## START LISTED RECORDS
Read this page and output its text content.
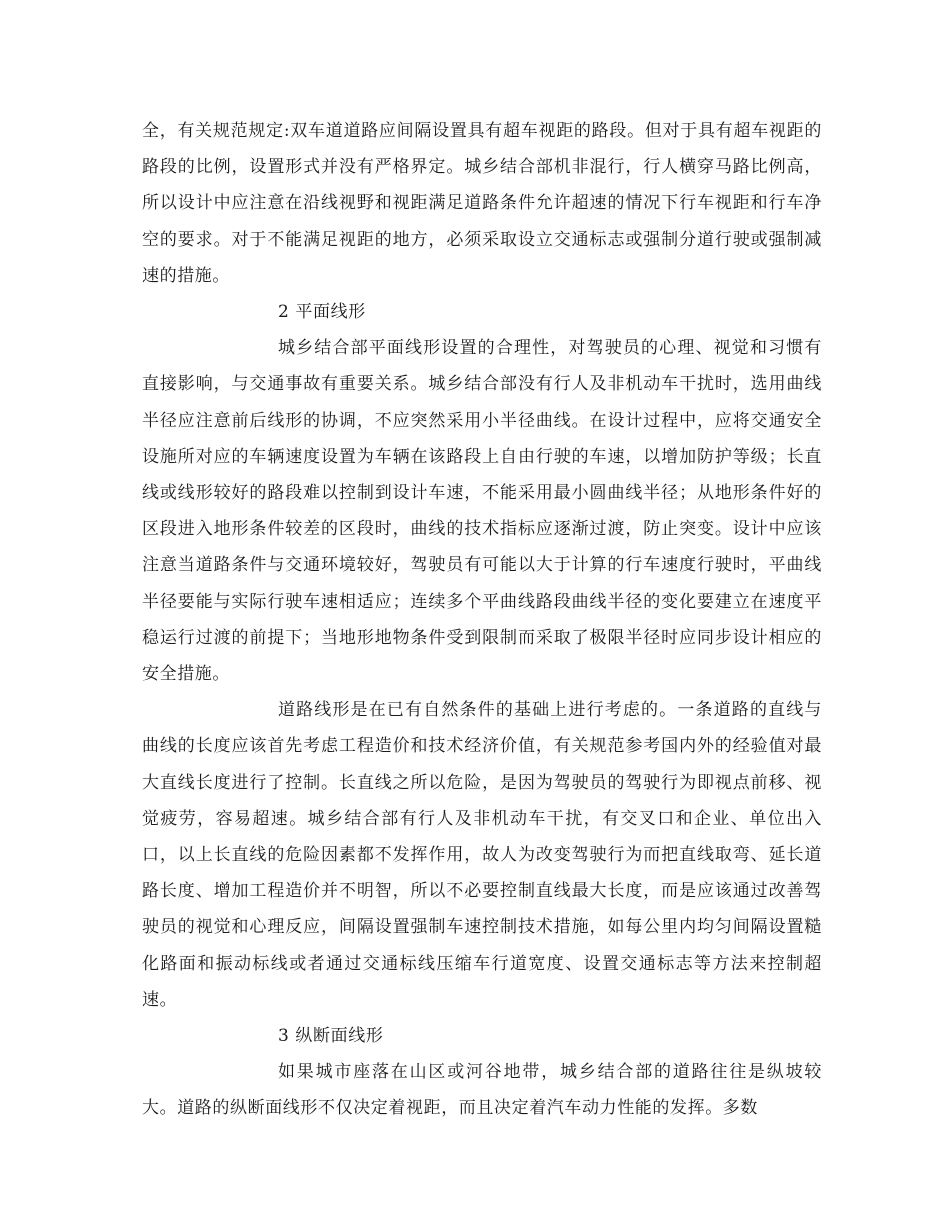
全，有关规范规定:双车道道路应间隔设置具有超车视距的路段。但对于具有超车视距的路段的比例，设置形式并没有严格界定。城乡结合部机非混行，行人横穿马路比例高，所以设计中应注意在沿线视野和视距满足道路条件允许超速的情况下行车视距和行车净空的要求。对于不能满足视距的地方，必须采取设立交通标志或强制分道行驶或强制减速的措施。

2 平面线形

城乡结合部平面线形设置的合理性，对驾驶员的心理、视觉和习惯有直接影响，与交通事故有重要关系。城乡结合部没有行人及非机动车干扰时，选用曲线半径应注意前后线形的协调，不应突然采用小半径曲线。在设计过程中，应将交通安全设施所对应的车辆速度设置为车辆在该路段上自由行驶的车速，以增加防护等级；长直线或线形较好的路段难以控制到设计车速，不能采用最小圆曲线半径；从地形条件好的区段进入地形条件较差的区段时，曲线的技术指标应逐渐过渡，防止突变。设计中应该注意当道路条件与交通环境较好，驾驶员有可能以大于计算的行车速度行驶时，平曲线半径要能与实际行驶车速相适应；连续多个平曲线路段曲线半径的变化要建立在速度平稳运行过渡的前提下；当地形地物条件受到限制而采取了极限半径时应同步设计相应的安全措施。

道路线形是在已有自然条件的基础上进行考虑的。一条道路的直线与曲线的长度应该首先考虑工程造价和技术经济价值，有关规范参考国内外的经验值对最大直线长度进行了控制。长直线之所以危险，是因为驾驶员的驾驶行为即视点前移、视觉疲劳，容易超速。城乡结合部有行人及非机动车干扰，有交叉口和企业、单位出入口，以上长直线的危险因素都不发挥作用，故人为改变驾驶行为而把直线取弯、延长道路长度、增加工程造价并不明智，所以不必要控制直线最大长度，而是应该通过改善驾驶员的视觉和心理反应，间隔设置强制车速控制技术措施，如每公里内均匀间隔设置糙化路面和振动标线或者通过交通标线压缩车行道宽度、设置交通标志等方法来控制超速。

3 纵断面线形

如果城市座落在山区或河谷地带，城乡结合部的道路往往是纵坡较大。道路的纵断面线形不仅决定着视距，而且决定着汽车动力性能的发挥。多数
## END LISTED RECORDS
#### [GIVEN TASK]
Copy the entries above faithfully and omit every image.

#### [FULL RESPONSE]
Read this page and output its text content.
全，有关规范规定:双车道道路应间隔设置具有超车视距的路段。但对于具有超车视距的路段的比例，设置形式并没有严格界定。城乡结合部机非混行，行人横穿马路比例高，所以设计中应注意在沿线视野和视距满足道路条件允许超速的情况下行车视距和行车净空的要求。对于不能满足视距的地方，必须采取设立交通标志或强制分道行驶或强制减速的措施。

2 平面线形

城乡结合部平面线形设置的合理性，对驾驶员的心理、视觉和习惯有直接影响，与交通事故有重要关系。城乡结合部没有行人及非机动车干扰时，选用曲线半径应注意前后线形的协调，不应突然采用小半径曲线。在设计过程中，应将交通安全设施所对应的车辆速度设置为车辆在该路段上自由行驶的车速，以增加防护等级；长直线或线形较好的路段难以控制到设计车速，不能采用最小圆曲线半径；从地形条件好的区段进入地形条件较差的区段时，曲线的技术指标应逐渐过渡，防止突变。设计中应该注意当道路条件与交通环境较好，驾驶员有可能以大于计算的行车速度行驶时，平曲线半径要能与实际行驶车速相适应；连续多个平曲线路段曲线半径的变化要建立在速度平稳运行过渡的前提下；当地形地物条件受到限制而采取了极限半径时应同步设计相应的安全措施。

道路线形是在已有自然条件的基础上进行考虑的。一条道路的直线与曲线的长度应该首先考虑工程造价和技术经济价值，有关规范参考国内外的经验值对最大直线长度进行了控制。长直线之所以危险，是因为驾驶员的驾驶行为即视点前移、视觉疲劳，容易超速。城乡结合部有行人及非机动车干扰，有交叉口和企业、单位出入口，以上长直线的危险因素都不发挥作用，故人为改变驾驶行为而把直线取弯、延长道路长度、增加工程造价并不明智，所以不必要控制直线最大长度，而是应该通过改善驾驶员的视觉和心理反应，间隔设置强制车速控制技术措施，如每公里内均匀间隔设置糙化路面和振动标线或者通过交通标线压缩车行道宽度、设置交通标志等方法来控制超速。

3 纵断面线形

如果城市座落在山区或河谷地带，城乡结合部的道路往往是纵坡较大。道路的纵断面线形不仅决定着视距，而且决定着汽车动力性能的发挥。多数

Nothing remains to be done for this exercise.